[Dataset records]
"""
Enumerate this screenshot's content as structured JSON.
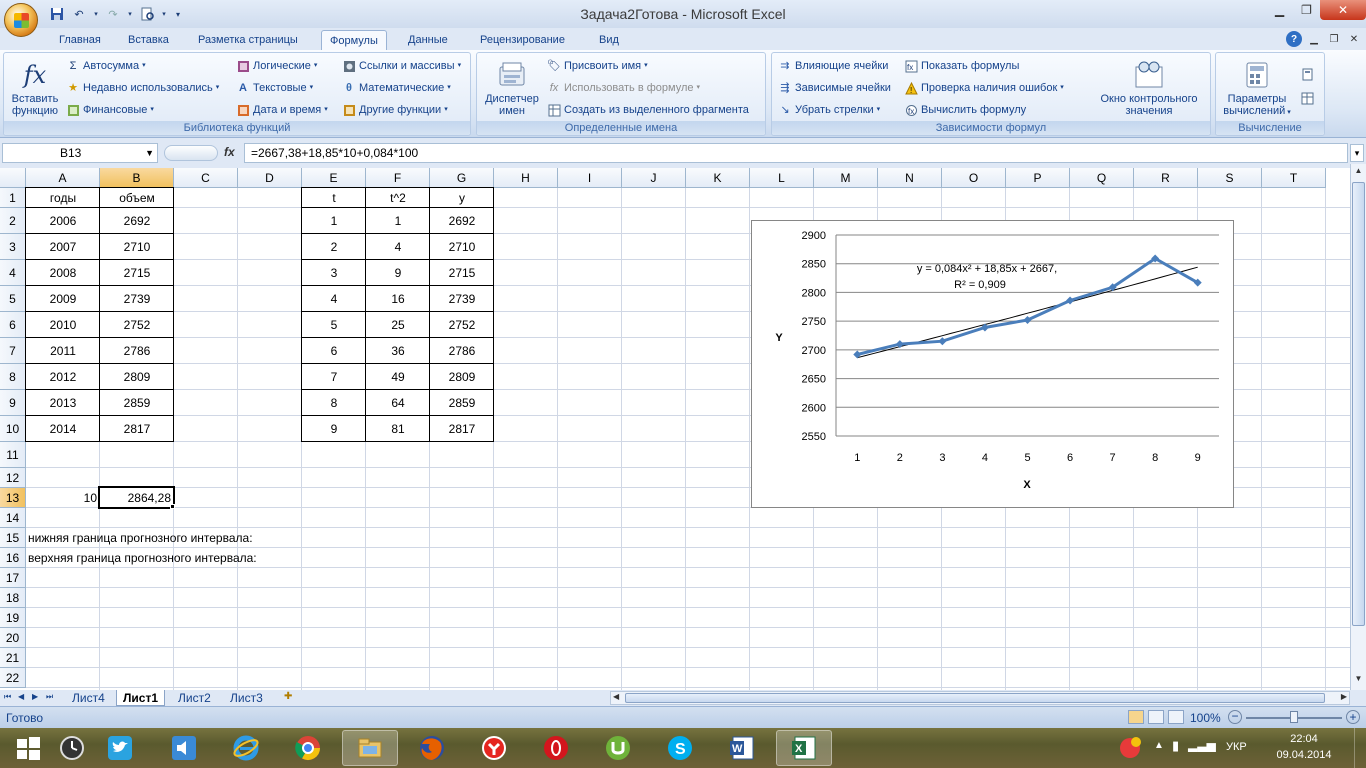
{
  "window": {
    "title": "Задача2Готова - Microsoft Excel"
  },
  "ribbon_tabs": [
    {
      "label": "Главная"
    },
    {
      "label": "Вставка"
    },
    {
      "label": "Разметка страницы"
    },
    {
      "label": "Формулы"
    },
    {
      "label": "Данные"
    },
    {
      "label": "Рецензирование"
    },
    {
      "label": "Вид"
    }
  ],
  "ribbon": {
    "library": {
      "label": "Библиотека функций",
      "insert_function": "Вставить функцию",
      "autosum": "Автосумма",
      "recent": "Недавно использовались",
      "financial": "Финансовые",
      "logical": "Логические",
      "text": "Текстовые",
      "datetime": "Дата и время",
      "lookup": "Ссылки и массивы",
      "math": "Математические",
      "other": "Другие функции"
    },
    "names": {
      "label": "Определенные имена",
      "manager": "Диспетчер имен",
      "define": "Присвоить имя",
      "use_in_formula": "Использовать в формуле",
      "create_from_selection": "Создать из выделенного фрагмента"
    },
    "auditing": {
      "label": "Зависимости формул",
      "trace_precedents": "Влияющие ячейки",
      "trace_dependents": "Зависимые ячейки",
      "remove_arrows": "Убрать стрелки",
      "show_formulas": "Показать формулы",
      "error_checking": "Проверка наличия ошибок",
      "evaluate": "Вычислить формулу",
      "watch_window": "Окно контрольного значения"
    },
    "calculation": {
      "label": "Вычисление",
      "options": "Параметры вычислений"
    }
  },
  "formula_bar": {
    "name_box": "B13",
    "fx": "fx",
    "formula": "=2667,38+18,85*10+0,084*100"
  },
  "columns": [
    "A",
    "B",
    "C",
    "D",
    "E",
    "F",
    "G",
    "H",
    "I",
    "J",
    "K",
    "L",
    "M",
    "N",
    "O",
    "P",
    "Q",
    "R",
    "S",
    "T"
  ],
  "rows": [
    "1",
    "2",
    "3",
    "4",
    "5",
    "6",
    "7",
    "8",
    "9",
    "10",
    "11",
    "12",
    "13",
    "14",
    "15",
    "16",
    "17",
    "18",
    "19",
    "20",
    "21",
    "22"
  ],
  "cells": {
    "A1": "годы",
    "B1": "объем",
    "A2": "2006",
    "B2": "2692",
    "A3": "2007",
    "B3": "2710",
    "A4": "2008",
    "B4": "2715",
    "A5": "2009",
    "B5": "2739",
    "A6": "2010",
    "B6": "2752",
    "A7": "2011",
    "B7": "2786",
    "A8": "2012",
    "B8": "2809",
    "A9": "2013",
    "B9": "2859",
    "A10": "2014",
    "B10": "2817",
    "E1": "t",
    "F1": "t^2",
    "G1": "y",
    "E2": "1",
    "F2": "1",
    "G2": "2692",
    "E3": "2",
    "F3": "4",
    "G3": "2710",
    "E4": "3",
    "F4": "9",
    "G4": "2715",
    "E5": "4",
    "F5": "16",
    "G5": "2739",
    "E6": "5",
    "F6": "25",
    "G6": "2752",
    "E7": "6",
    "F7": "36",
    "G7": "2786",
    "E8": "7",
    "F8": "49",
    "G8": "2809",
    "E9": "8",
    "F9": "64",
    "G9": "2859",
    "E10": "9",
    "F10": "81",
    "G10": "2817",
    "A13": "10",
    "B13": "2864,28",
    "A15": "нижняя граница прогнозного интервала:",
    "A16": "верхняя граница прогнозного интервала:"
  },
  "chart_data": {
    "type": "line",
    "x": [
      1,
      2,
      3,
      4,
      5,
      6,
      7,
      8,
      9
    ],
    "series": [
      {
        "values": [
          2692,
          2710,
          2715,
          2739,
          2752,
          2786,
          2809,
          2859,
          2817
        ],
        "color": "#4a7ebb"
      }
    ],
    "trendline": {
      "type": "polynomial",
      "color": "#000000"
    },
    "equation": "y = 0,084x² + 18,85x + 2667,",
    "r2": "R² = 0,909",
    "xlabel": "X",
    "ylabel": "Y",
    "ylim": [
      2550,
      2900
    ],
    "yticks": [
      "2550",
      "2600",
      "2650",
      "2700",
      "2750",
      "2800",
      "2850",
      "2900"
    ],
    "xticks": [
      "1",
      "2",
      "3",
      "4",
      "5",
      "6",
      "7",
      "8",
      "9"
    ],
    "grid": true
  },
  "sheets": [
    {
      "label": "Лист4"
    },
    {
      "label": "Лист1"
    },
    {
      "label": "Лист2"
    },
    {
      "label": "Лист3"
    }
  ],
  "status": {
    "ready": "Готово",
    "zoom": "100%"
  },
  "tray": {
    "lang": "УКР",
    "time": "22:04",
    "date": "09.04.2014"
  }
}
"""
* Problem statement: Without the pictures, return all the records precisely as they stand.

* Complete answer:
Enumerate this screenshot's content as structured JSON.
{
  "window": {
    "title": "Задача2Готова - Microsoft Excel"
  },
  "ribbon_tabs": [
    {
      "label": "Главная"
    },
    {
      "label": "Вставка"
    },
    {
      "label": "Разметка страницы"
    },
    {
      "label": "Формулы"
    },
    {
      "label": "Данные"
    },
    {
      "label": "Рецензирование"
    },
    {
      "label": "Вид"
    }
  ],
  "ribbon": {
    "library": {
      "label": "Библиотека функций",
      "insert_function": "Вставить функцию",
      "autosum": "Автосумма",
      "recent": "Недавно использовались",
      "financial": "Финансовые",
      "logical": "Логические",
      "text": "Текстовые",
      "datetime": "Дата и время",
      "lookup": "Ссылки и массивы",
      "math": "Математические",
      "other": "Другие функции"
    },
    "names": {
      "label": "Определенные имена",
      "manager": "Диспетчер имен",
      "define": "Присвоить имя",
      "use_in_formula": "Использовать в формуле",
      "create_from_selection": "Создать из выделенного фрагмента"
    },
    "auditing": {
      "label": "Зависимости формул",
      "trace_precedents": "Влияющие ячейки",
      "trace_dependents": "Зависимые ячейки",
      "remove_arrows": "Убрать стрелки",
      "show_formulas": "Показать формулы",
      "error_checking": "Проверка наличия ошибок",
      "evaluate": "Вычислить формулу",
      "watch_window": "Окно контрольного значения"
    },
    "calculation": {
      "label": "Вычисление",
      "options": "Параметры вычислений"
    }
  },
  "formula_bar": {
    "name_box": "B13",
    "fx": "fx",
    "formula": "=2667,38+18,85*10+0,084*100"
  },
  "columns": [
    "A",
    "B",
    "C",
    "D",
    "E",
    "F",
    "G",
    "H",
    "I",
    "J",
    "K",
    "L",
    "M",
    "N",
    "O",
    "P",
    "Q",
    "R",
    "S",
    "T"
  ],
  "rows": [
    "1",
    "2",
    "3",
    "4",
    "5",
    "6",
    "7",
    "8",
    "9",
    "10",
    "11",
    "12",
    "13",
    "14",
    "15",
    "16",
    "17",
    "18",
    "19",
    "20",
    "21",
    "22"
  ],
  "cells": {
    "A1": "годы",
    "B1": "объем",
    "A2": "2006",
    "B2": "2692",
    "A3": "2007",
    "B3": "2710",
    "A4": "2008",
    "B4": "2715",
    "A5": "2009",
    "B5": "2739",
    "A6": "2010",
    "B6": "2752",
    "A7": "2011",
    "B7": "2786",
    "A8": "2012",
    "B8": "2809",
    "A9": "2013",
    "B9": "2859",
    "A10": "2014",
    "B10": "2817",
    "E1": "t",
    "F1": "t^2",
    "G1": "y",
    "E2": "1",
    "F2": "1",
    "G2": "2692",
    "E3": "2",
    "F3": "4",
    "G3": "2710",
    "E4": "3",
    "F4": "9",
    "G4": "2715",
    "E5": "4",
    "F5": "16",
    "G5": "2739",
    "E6": "5",
    "F6": "25",
    "G6": "2752",
    "E7": "6",
    "F7": "36",
    "G7": "2786",
    "E8": "7",
    "F8": "49",
    "G8": "2809",
    "E9": "8",
    "F9": "64",
    "G9": "2859",
    "E10": "9",
    "F10": "81",
    "G10": "2817",
    "A13": "10",
    "B13": "2864,28",
    "A15": "нижняя граница прогнозного интервала:",
    "A16": "верхняя граница прогнозного интервала:"
  },
  "chart_data": {
    "type": "line",
    "x": [
      1,
      2,
      3,
      4,
      5,
      6,
      7,
      8,
      9
    ],
    "series": [
      {
        "values": [
          2692,
          2710,
          2715,
          2739,
          2752,
          2786,
          2809,
          2859,
          2817
        ],
        "color": "#4a7ebb"
      }
    ],
    "trendline": {
      "type": "polynomial",
      "color": "#000000"
    },
    "equation": "y = 0,084x² + 18,85x + 2667,",
    "r2": "R² = 0,909",
    "xlabel": "X",
    "ylabel": "Y",
    "ylim": [
      2550,
      2900
    ],
    "yticks": [
      "2550",
      "2600",
      "2650",
      "2700",
      "2750",
      "2800",
      "2850",
      "2900"
    ],
    "xticks": [
      "1",
      "2",
      "3",
      "4",
      "5",
      "6",
      "7",
      "8",
      "9"
    ],
    "grid": true
  },
  "sheets": [
    {
      "label": "Лист4"
    },
    {
      "label": "Лист1"
    },
    {
      "label": "Лист2"
    },
    {
      "label": "Лист3"
    }
  ],
  "status": {
    "ready": "Готово",
    "zoom": "100%"
  },
  "tray": {
    "lang": "УКР",
    "time": "22:04",
    "date": "09.04.2014"
  }
}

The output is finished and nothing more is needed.